*WORK TO COMPLETE:* Reproduce all entries precisely, down to the last character.
— START OF INPUT ROWS —
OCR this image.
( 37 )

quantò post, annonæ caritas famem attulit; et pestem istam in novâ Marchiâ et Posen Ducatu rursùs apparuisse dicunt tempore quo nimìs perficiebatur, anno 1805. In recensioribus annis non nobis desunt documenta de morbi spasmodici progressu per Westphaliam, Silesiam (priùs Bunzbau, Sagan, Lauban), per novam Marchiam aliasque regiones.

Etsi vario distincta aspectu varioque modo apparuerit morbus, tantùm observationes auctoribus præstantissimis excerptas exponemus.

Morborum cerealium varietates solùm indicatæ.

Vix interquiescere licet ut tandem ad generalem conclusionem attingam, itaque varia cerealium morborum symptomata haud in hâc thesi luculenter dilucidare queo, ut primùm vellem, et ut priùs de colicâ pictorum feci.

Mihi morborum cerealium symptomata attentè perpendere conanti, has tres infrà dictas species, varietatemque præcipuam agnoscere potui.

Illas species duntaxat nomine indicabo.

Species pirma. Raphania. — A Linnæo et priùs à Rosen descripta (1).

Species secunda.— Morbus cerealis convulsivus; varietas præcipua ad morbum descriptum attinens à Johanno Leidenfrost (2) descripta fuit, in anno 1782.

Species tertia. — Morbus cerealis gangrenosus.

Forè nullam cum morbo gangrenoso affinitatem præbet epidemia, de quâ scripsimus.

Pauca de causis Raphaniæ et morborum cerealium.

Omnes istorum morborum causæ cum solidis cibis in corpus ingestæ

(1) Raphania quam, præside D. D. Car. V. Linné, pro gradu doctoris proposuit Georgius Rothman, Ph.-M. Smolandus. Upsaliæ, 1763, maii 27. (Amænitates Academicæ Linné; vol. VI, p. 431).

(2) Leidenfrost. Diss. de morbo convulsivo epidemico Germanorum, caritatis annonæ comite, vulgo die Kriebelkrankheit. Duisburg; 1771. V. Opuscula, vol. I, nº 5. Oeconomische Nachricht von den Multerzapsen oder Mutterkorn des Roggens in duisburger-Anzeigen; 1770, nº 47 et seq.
— END OF INPUT ROWS —
*WORKED SOLUTION:*
OCR this image.
( 37 )

quantò post, annonæ caritas famem attulit; et pestem istam in novâ Marchiâ et Posen Ducatu rursùs apparuisse dicunt tempore quo nimìs perficiebatur, anno 1805. In recensioribus annis non nobis desunt documenta de morbi spasmodici progressu per Westphaliam, Silesiam (priùs Bunzbau, Sagan, Lauban), per novam Marchiam aliasque regiones.

Etsi vario distincta aspectu varioque modo apparuerit morbus, tantùm observationes auctoribus præstantissimis excerptas exponemus.

Morborum cerealium varietates solùm indicatæ.

Vix interquiescere licet ut tandem ad generalem conclusionem attingam, itaque varia cerealium morborum symptomata haud in hâc thesi luculenter dilucidare queo, ut primùm vellem, et ut priùs de colicâ pictorum feci.

Mihi morborum cerealium symptomata attentè perpendere conanti, has tres infrà dictas species, varietatemque præcipuam agnoscere potui.

Illas species duntaxat nomine indicabo.

Species pirma. Raphania. — A Linnæo et priùs à Rosen descripta (1).

Species secunda.— Morbus cerealis convulsivus; varietas præcipua ad morbum descriptum attinens à Johanno Leidenfrost (2) descripta fuit, in anno 1782.

Species tertia. — Morbus cerealis gangrenosus.

Forè nullam cum morbo gangrenoso affinitatem præbet epidemia, de quâ scripsimus.

Pauca de causis Raphaniæ et morborum cerealium.

Omnes istorum morborum causæ cum solidis cibis in corpus ingestæ

(1) Raphania quam, præside D. D. Car. V. Linné, pro gradu doctoris proposuit Georgius Rothman, Ph.-M. Smolandus. Upsaliæ, 1763, maii 27. (Amænitates Academicæ Linné; vol. VI, p. 431).

(2) Leidenfrost. Diss. de morbo convulsivo epidemico Germanorum, caritatis annonæ comite, vulgo die Kriebelkrankheit. Duisburg; 1771. V. Opuscula, vol. I, nº 5. Oeconomische Nachricht von den Multerzapsen oder Mutterkorn des Roggens in duisburger-Anzeigen; 1770, nº 47 et seq.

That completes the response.